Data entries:
▽

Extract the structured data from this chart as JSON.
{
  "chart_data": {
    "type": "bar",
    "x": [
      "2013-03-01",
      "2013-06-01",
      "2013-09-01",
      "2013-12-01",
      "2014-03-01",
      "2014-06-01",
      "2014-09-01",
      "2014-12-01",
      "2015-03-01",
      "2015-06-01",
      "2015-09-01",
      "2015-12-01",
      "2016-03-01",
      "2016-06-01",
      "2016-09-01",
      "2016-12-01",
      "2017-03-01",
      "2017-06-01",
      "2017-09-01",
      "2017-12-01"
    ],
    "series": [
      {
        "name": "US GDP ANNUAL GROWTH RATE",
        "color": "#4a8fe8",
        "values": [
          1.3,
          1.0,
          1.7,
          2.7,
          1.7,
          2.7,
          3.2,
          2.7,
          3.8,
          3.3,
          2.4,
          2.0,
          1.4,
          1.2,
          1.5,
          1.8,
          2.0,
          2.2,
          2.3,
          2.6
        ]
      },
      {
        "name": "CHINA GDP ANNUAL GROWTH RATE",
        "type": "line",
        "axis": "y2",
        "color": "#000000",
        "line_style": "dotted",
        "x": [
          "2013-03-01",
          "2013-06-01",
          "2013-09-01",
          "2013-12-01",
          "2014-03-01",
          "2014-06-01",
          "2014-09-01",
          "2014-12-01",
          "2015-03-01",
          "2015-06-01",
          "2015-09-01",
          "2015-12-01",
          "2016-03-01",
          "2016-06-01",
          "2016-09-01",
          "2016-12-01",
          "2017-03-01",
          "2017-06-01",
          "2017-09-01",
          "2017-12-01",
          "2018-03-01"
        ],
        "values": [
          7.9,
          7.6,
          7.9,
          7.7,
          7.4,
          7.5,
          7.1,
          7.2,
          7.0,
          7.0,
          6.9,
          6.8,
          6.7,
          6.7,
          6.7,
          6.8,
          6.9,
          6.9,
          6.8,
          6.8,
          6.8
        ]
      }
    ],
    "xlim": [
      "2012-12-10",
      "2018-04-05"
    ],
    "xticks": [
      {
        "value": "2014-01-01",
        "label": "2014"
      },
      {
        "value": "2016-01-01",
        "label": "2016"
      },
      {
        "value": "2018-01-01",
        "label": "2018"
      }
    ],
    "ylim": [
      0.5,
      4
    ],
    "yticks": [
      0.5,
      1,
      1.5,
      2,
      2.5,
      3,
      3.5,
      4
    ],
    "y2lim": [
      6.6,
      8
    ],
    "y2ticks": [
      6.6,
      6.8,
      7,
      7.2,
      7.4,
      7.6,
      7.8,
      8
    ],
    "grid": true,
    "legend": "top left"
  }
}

△

Task to carry out
Exactly reproduce all of the entries.

Correct response
Extract the structured data from this chart as JSON.
{
  "chart_data": {
    "type": "bar",
    "x": [
      "2013-03-01",
      "2013-06-01",
      "2013-09-01",
      "2013-12-01",
      "2014-03-01",
      "2014-06-01",
      "2014-09-01",
      "2014-12-01",
      "2015-03-01",
      "2015-06-01",
      "2015-09-01",
      "2015-12-01",
      "2016-03-01",
      "2016-06-01",
      "2016-09-01",
      "2016-12-01",
      "2017-03-01",
      "2017-06-01",
      "2017-09-01",
      "2017-12-01"
    ],
    "series": [
      {
        "name": "US GDP ANNUAL GROWTH RATE",
        "color": "#4a8fe8",
        "values": [
          1.3,
          1.0,
          1.7,
          2.7,
          1.7,
          2.7,
          3.2,
          2.7,
          3.8,
          3.3,
          2.4,
          2.0,
          1.4,
          1.2,
          1.5,
          1.8,
          2.0,
          2.2,
          2.3,
          2.6
        ]
      },
      {
        "name": "CHINA GDP ANNUAL GROWTH RATE",
        "type": "line",
        "axis": "y2",
        "color": "#000000",
        "line_style": "dotted",
        "x": [
          "2013-03-01",
          "2013-06-01",
          "2013-09-01",
          "2013-12-01",
          "2014-03-01",
          "2014-06-01",
          "2014-09-01",
          "2014-12-01",
          "2015-03-01",
          "2015-06-01",
          "2015-09-01",
          "2015-12-01",
          "2016-03-01",
          "2016-06-01",
          "2016-09-01",
          "2016-12-01",
          "2017-03-01",
          "2017-06-01",
          "2017-09-01",
          "2017-12-01",
          "2018-03-01"
        ],
        "values": [
          7.9,
          7.6,
          7.9,
          7.7,
          7.4,
          7.5,
          7.1,
          7.2,
          7.0,
          7.0,
          6.9,
          6.8,
          6.7,
          6.7,
          6.7,
          6.8,
          6.9,
          6.9,
          6.8,
          6.8,
          6.8
        ]
      }
    ],
    "xlim": [
      "2012-12-10",
      "2018-04-05"
    ],
    "xticks": [
      {
        "value": "2014-01-01",
        "label": "2014"
      },
      {
        "value": "2016-01-01",
        "label": "2016"
      },
      {
        "value": "2018-01-01",
        "label": "2018"
      }
    ],
    "ylim": [
      0.5,
      4
    ],
    "yticks": [
      0.5,
      1,
      1.5,
      2,
      2.5,
      3,
      3.5,
      4
    ],
    "y2lim": [
      6.6,
      8
    ],
    "y2ticks": [
      6.6,
      6.8,
      7,
      7.2,
      7.4,
      7.6,
      7.8,
      8
    ],
    "grid": true,
    "legend": "top left"
  }
}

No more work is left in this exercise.